Required task →
Show every line that has the string "hexatonic" in it.

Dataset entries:
====

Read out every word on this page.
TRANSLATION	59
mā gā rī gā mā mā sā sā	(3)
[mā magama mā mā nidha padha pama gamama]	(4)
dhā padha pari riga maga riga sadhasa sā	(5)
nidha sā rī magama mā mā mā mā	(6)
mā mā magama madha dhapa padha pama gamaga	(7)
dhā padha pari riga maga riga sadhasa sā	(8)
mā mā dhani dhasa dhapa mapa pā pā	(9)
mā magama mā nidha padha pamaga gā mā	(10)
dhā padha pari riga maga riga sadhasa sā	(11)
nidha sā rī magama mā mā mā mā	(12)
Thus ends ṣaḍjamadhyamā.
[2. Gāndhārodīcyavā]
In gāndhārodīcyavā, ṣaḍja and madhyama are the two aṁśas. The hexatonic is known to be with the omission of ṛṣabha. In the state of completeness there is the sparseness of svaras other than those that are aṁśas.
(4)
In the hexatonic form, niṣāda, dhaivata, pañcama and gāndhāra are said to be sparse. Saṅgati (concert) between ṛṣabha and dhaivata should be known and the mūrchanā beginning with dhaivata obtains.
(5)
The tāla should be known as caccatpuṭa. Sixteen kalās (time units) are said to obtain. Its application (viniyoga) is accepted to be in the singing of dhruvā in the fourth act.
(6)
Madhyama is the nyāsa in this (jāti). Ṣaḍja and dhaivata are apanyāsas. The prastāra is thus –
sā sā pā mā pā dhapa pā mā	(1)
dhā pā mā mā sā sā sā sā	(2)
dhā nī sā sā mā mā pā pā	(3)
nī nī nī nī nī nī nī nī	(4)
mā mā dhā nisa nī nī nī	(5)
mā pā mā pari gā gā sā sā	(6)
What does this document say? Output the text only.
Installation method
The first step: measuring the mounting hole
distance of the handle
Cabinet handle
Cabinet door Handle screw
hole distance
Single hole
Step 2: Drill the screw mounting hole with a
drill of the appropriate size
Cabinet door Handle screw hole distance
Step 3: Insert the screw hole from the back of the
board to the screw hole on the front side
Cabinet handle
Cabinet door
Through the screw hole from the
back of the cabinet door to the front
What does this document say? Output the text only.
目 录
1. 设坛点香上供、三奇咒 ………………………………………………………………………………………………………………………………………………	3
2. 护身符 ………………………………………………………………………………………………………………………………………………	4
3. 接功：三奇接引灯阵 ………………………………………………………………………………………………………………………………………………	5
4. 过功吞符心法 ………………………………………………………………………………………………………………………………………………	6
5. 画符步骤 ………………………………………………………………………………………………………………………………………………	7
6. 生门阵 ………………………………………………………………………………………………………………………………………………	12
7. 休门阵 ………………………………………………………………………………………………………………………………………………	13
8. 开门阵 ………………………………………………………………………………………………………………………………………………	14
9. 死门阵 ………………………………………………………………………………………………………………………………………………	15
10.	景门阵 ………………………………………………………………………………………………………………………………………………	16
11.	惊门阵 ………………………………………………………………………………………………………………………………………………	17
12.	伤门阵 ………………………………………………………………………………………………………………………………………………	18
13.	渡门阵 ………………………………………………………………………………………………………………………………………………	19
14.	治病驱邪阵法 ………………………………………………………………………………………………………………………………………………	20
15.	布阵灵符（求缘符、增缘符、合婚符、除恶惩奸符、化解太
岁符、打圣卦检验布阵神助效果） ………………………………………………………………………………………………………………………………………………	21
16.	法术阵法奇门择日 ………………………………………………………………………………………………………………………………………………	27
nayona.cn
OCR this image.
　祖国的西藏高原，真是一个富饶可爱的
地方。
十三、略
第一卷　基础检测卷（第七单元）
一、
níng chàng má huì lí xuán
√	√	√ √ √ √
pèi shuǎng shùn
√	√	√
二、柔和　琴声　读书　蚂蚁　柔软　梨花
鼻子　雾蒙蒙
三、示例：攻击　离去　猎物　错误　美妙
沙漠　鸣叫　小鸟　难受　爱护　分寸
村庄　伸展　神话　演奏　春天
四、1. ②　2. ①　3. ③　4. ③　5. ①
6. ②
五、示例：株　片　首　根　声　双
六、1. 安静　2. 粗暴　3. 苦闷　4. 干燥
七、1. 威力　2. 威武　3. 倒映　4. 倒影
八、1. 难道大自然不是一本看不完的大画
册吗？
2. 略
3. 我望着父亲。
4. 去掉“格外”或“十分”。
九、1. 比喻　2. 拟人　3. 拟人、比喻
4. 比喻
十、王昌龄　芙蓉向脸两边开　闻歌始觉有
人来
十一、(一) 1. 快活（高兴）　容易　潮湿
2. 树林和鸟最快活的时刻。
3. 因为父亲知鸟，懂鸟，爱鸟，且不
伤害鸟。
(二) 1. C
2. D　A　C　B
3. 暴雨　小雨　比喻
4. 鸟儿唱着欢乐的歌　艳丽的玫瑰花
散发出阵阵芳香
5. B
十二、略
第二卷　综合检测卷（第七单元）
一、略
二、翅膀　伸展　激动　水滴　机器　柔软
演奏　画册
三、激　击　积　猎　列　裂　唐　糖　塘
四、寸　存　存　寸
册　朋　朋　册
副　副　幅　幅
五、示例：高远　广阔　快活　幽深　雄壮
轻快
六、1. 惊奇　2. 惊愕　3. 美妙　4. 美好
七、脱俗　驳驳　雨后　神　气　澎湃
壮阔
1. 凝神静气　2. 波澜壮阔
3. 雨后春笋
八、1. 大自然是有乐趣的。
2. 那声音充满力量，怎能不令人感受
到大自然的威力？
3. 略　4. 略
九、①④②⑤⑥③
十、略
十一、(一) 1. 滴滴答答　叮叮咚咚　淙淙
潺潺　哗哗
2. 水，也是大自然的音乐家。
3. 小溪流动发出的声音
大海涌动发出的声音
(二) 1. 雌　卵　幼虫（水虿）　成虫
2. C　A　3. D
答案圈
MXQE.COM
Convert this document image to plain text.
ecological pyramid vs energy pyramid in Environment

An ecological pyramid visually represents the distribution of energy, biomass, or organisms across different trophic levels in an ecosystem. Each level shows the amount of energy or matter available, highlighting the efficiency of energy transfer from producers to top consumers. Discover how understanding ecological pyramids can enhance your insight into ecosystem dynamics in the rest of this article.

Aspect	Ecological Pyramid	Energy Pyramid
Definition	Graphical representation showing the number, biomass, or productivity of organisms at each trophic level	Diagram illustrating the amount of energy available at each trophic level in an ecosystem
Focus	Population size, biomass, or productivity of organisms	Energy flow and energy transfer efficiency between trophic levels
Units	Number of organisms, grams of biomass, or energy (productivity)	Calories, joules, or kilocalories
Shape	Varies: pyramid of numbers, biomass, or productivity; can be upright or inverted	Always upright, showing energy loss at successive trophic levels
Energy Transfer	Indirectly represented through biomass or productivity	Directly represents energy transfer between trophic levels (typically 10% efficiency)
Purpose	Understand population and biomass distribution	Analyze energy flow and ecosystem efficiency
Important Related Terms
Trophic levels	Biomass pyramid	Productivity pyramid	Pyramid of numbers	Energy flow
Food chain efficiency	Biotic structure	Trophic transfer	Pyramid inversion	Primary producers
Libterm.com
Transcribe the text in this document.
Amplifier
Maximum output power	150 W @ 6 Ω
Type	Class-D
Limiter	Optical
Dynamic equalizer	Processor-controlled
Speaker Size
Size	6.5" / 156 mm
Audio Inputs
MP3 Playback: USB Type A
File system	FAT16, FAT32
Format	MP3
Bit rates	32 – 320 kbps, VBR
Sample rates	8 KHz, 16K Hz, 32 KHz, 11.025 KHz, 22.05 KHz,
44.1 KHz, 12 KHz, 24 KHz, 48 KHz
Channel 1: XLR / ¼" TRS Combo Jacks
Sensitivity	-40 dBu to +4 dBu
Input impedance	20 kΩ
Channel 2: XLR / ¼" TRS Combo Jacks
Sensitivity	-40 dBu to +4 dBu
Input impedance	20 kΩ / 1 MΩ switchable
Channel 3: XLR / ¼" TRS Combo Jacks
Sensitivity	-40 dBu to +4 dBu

====

Answer →
In gāndhārodīcyavā, ṣaḍja and madhyama are the two aṁśas. The hexatonic is known to be with the omission of ṛṣabha. In the state of completeness there is the sparseness of svaras other than those that are aṁśas.
In the hexatonic form, niṣāda, dhaivata, pañcama and gāndhāra are said to be sparse. Saṅgati (concert) between ṛṣabha and dhaivata should be known and the mūrchanā beginning with dhaivata obtains.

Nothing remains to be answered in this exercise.